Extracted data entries
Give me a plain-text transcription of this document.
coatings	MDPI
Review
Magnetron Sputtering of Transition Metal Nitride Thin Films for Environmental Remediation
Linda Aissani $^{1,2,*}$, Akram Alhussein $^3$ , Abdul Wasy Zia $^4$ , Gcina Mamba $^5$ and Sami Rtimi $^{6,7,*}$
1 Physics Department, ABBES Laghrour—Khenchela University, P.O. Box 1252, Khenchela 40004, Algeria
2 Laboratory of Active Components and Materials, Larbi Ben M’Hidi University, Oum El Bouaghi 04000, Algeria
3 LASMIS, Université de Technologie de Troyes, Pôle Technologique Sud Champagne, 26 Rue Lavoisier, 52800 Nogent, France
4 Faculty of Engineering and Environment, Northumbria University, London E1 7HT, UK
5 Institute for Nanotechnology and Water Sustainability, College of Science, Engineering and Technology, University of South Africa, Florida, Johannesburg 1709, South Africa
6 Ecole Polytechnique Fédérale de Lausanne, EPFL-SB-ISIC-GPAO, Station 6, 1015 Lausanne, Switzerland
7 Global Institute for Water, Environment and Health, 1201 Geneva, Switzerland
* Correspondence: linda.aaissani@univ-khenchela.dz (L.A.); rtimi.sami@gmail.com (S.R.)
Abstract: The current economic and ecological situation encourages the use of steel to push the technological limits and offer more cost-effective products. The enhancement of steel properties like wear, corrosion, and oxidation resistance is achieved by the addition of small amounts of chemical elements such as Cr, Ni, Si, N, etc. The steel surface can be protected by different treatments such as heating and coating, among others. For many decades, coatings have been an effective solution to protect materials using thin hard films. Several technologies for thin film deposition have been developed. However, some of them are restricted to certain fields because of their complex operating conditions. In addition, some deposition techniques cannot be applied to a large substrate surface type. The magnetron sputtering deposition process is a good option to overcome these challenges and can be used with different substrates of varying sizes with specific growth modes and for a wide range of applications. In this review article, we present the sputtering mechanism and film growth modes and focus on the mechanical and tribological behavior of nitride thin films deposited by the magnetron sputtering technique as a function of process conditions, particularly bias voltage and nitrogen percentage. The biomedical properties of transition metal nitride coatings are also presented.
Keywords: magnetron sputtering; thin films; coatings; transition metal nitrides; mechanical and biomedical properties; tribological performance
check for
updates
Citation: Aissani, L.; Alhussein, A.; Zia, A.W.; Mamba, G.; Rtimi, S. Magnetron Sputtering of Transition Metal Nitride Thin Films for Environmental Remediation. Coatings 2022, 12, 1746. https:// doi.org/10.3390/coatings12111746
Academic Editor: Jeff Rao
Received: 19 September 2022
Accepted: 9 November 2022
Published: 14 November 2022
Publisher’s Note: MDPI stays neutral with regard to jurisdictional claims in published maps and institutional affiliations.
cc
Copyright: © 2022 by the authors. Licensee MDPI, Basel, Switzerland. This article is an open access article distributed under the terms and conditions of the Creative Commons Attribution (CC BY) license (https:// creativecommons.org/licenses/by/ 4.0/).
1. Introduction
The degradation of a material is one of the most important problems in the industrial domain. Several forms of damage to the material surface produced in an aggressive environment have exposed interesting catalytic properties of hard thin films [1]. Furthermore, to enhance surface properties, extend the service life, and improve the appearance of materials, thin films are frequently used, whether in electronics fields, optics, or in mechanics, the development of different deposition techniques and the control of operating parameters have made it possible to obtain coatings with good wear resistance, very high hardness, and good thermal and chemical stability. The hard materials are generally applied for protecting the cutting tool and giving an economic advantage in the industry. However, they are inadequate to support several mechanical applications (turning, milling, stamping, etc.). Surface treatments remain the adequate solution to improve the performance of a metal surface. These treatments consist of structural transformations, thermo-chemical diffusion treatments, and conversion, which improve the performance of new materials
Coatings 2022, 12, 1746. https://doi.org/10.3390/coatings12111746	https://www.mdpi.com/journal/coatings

● **Work to be completed**: How many lines in the records above hold the word "Mamba"? Give only the number.

● **Response**: 2